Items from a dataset
════════════════════
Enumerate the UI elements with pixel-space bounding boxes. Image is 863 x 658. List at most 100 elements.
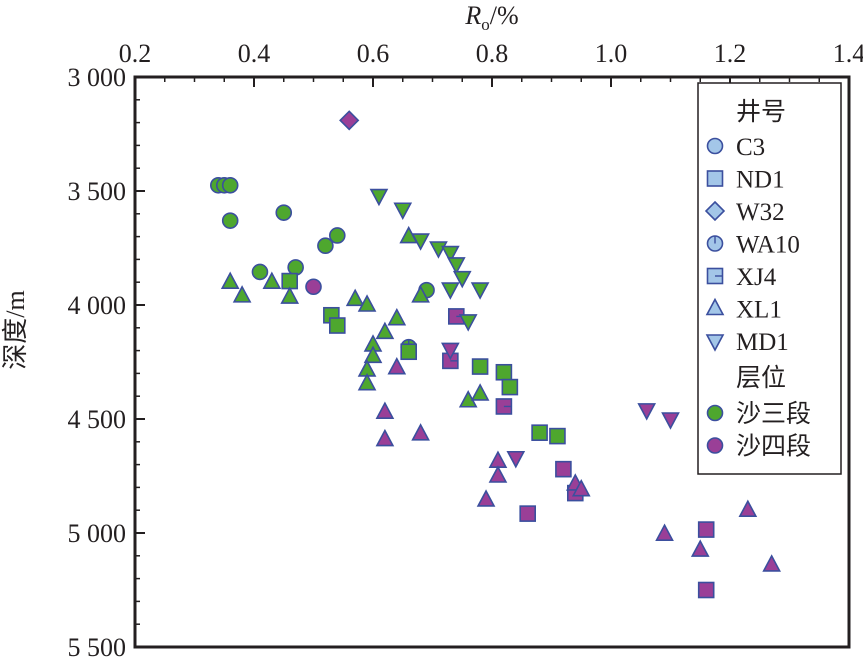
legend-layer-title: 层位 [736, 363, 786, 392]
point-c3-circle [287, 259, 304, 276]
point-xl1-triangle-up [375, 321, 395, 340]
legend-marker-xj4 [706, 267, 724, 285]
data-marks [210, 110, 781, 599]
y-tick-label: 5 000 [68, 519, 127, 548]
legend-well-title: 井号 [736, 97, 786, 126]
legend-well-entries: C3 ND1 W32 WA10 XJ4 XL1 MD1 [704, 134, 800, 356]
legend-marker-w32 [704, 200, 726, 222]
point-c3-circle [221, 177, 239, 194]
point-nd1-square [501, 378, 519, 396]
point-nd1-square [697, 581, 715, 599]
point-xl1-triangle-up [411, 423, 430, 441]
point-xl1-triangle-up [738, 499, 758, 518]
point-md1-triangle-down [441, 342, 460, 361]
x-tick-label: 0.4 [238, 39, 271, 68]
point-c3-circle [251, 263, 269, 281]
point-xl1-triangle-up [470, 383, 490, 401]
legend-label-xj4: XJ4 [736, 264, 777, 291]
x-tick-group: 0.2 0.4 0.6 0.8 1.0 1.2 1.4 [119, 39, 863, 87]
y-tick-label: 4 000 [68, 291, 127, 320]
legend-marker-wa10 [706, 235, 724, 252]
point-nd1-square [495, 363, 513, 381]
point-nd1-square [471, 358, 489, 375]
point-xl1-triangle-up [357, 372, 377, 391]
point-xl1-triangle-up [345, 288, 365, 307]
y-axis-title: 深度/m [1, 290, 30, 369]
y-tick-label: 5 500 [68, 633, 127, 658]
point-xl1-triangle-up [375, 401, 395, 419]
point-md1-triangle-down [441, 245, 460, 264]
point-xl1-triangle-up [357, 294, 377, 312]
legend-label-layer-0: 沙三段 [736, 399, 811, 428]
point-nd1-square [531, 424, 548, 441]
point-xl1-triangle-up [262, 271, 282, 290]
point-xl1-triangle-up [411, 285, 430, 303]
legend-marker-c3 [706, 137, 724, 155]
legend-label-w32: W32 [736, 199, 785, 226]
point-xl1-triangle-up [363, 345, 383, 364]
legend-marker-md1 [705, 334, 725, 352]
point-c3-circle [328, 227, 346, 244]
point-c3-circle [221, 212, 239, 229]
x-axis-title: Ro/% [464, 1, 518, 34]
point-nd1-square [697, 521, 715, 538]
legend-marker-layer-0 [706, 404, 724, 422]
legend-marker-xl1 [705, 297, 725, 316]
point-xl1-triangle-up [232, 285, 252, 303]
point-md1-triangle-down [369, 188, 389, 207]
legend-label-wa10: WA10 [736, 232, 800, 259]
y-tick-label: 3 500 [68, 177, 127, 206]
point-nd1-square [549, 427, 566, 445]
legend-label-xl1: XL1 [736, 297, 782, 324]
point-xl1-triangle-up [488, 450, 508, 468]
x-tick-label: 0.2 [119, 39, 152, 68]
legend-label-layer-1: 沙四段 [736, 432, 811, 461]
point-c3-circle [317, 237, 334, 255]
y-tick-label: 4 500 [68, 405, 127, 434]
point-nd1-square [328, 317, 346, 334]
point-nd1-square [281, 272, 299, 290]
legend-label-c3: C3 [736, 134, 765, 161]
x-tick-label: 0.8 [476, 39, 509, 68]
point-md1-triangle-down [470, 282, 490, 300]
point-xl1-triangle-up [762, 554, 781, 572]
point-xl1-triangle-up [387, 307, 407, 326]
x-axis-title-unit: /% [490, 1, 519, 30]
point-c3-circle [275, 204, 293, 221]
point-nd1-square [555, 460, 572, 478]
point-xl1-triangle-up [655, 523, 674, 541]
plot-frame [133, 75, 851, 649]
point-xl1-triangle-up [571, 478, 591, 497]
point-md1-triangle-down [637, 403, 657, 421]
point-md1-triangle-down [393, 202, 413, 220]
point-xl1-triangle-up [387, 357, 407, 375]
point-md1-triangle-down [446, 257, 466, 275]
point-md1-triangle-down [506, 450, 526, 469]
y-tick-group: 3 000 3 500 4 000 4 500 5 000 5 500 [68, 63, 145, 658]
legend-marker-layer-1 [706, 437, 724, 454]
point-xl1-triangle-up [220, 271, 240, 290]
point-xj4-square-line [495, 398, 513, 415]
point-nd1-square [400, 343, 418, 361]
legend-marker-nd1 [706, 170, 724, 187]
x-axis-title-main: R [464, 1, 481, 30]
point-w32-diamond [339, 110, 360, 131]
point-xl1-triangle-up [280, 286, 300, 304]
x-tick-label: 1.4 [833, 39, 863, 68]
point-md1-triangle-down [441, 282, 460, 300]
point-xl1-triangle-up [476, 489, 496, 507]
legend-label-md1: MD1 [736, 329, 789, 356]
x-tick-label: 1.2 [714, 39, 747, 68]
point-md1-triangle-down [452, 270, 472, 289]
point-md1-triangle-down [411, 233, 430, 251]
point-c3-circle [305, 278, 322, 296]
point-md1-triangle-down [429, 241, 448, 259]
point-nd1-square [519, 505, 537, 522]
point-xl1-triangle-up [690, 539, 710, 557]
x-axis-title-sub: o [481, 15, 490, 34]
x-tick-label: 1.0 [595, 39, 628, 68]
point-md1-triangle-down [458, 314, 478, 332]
════════════════════
▸ THE REQUEST: Rewrite the listing above, substituting "legend-swatch" for "legend-marker" wherever it occurs and leaving everything else unchanged. Omit the picture from your answer.

▸ CORRECT OUTPUT:
Enumerate the UI elements with pixel-space bounding boxes. Image is 863 x 658. List at most 100 elements.
legend-layer-title: 层位 [736, 363, 786, 392]
point-c3-circle [287, 259, 304, 276]
point-xl1-triangle-up [375, 321, 395, 340]
legend-swatch-xj4 [706, 267, 724, 285]
data-marks [210, 110, 781, 599]
y-tick-label: 5 000 [68, 519, 127, 548]
legend-well-title: 井号 [736, 97, 786, 126]
legend-well-entries: C3 ND1 W32 WA10 XJ4 XL1 MD1 [704, 134, 800, 356]
legend-swatch-w32 [704, 200, 726, 222]
point-c3-circle [221, 177, 239, 194]
point-nd1-square [501, 378, 519, 396]
point-nd1-square [697, 581, 715, 599]
point-xl1-triangle-up [411, 423, 430, 441]
point-xl1-triangle-up [738, 499, 758, 518]
point-md1-triangle-down [441, 342, 460, 361]
x-tick-label: 0.4 [238, 39, 271, 68]
point-c3-circle [251, 263, 269, 281]
point-xl1-triangle-up [470, 383, 490, 401]
legend-label-xj4: XJ4 [736, 264, 777, 291]
x-tick-group: 0.2 0.4 0.6 0.8 1.0 1.2 1.4 [119, 39, 863, 87]
y-tick-label: 4 000 [68, 291, 127, 320]
legend-swatch-wa10 [706, 235, 724, 252]
point-nd1-square [495, 363, 513, 381]
point-nd1-square [471, 358, 489, 375]
point-xl1-triangle-up [357, 372, 377, 391]
point-xl1-triangle-up [345, 288, 365, 307]
y-axis-title: 深度/m [1, 290, 30, 369]
y-tick-label: 5 500 [68, 633, 127, 658]
point-xl1-triangle-up [375, 401, 395, 419]
point-md1-triangle-down [441, 245, 460, 264]
point-xl1-triangle-up [357, 294, 377, 312]
legend-label-layer-0: 沙三段 [736, 399, 811, 428]
point-nd1-square [531, 424, 548, 441]
point-xl1-triangle-up [262, 271, 282, 290]
point-xl1-triangle-up [411, 285, 430, 303]
legend-swatch-c3 [706, 137, 724, 155]
legend-label-w32: W32 [736, 199, 785, 226]
point-xl1-triangle-up [363, 345, 383, 364]
legend-swatch-md1 [705, 334, 725, 352]
point-c3-circle [328, 227, 346, 244]
point-c3-circle [221, 212, 239, 229]
x-axis-title: Ro/% [464, 1, 518, 34]
point-nd1-square [697, 521, 715, 538]
legend-swatch-layer-0 [706, 404, 724, 422]
legend-swatch-xl1 [705, 297, 725, 316]
point-xl1-triangle-up [232, 285, 252, 303]
point-md1-triangle-down [369, 188, 389, 207]
legend-label-wa10: WA10 [736, 232, 800, 259]
y-tick-label: 3 500 [68, 177, 127, 206]
point-nd1-square [549, 427, 566, 445]
legend-label-xl1: XL1 [736, 297, 782, 324]
point-xl1-triangle-up [488, 450, 508, 468]
x-tick-label: 0.2 [119, 39, 152, 68]
legend-label-layer-1: 沙四段 [736, 432, 811, 461]
point-c3-circle [317, 237, 334, 255]
y-tick-label: 4 500 [68, 405, 127, 434]
point-nd1-square [328, 317, 346, 334]
point-nd1-square [281, 272, 299, 290]
legend-label-c3: C3 [736, 134, 765, 161]
x-tick-label: 0.8 [476, 39, 509, 68]
point-md1-triangle-down [470, 282, 490, 300]
point-xl1-triangle-up [762, 554, 781, 572]
point-xl1-triangle-up [387, 307, 407, 326]
x-axis-title-unit: /% [490, 1, 519, 30]
point-c3-circle [275, 204, 293, 221]
point-nd1-square [555, 460, 572, 478]
point-xl1-triangle-up [655, 523, 674, 541]
plot-frame [133, 75, 851, 649]
point-xl1-triangle-up [571, 478, 591, 497]
point-md1-triangle-down [637, 403, 657, 421]
point-md1-triangle-down [393, 202, 413, 220]
point-xl1-triangle-up [387, 357, 407, 375]
point-md1-triangle-down [446, 257, 466, 275]
point-md1-triangle-down [506, 450, 526, 469]
y-tick-group: 3 000 3 500 4 000 4 500 5 000 5 500 [68, 63, 145, 658]
legend-swatch-layer-1 [706, 437, 724, 454]
point-xl1-triangle-up [220, 271, 240, 290]
point-xj4-square-line [495, 398, 513, 415]
point-nd1-square [400, 343, 418, 361]
legend-swatch-nd1 [706, 170, 724, 187]
x-axis-title-main: R [464, 1, 481, 30]
point-w32-diamond [339, 110, 360, 131]
point-xl1-triangle-up [280, 286, 300, 304]
x-tick-label: 1.4 [833, 39, 863, 68]
point-md1-triangle-down [441, 282, 460, 300]
point-xl1-triangle-up [476, 489, 496, 507]
legend-label-md1: MD1 [736, 329, 789, 356]
x-tick-label: 1.2 [714, 39, 747, 68]
point-md1-triangle-down [452, 270, 472, 289]
point-md1-triangle-down [411, 233, 430, 251]
point-c3-circle [305, 278, 322, 296]
point-md1-triangle-down [429, 241, 448, 259]
point-nd1-square [519, 505, 537, 522]
point-xl1-triangle-up [690, 539, 710, 557]
x-axis-title-sub: o [481, 15, 490, 34]
x-tick-label: 1.0 [595, 39, 628, 68]
point-md1-triangle-down [458, 314, 478, 332]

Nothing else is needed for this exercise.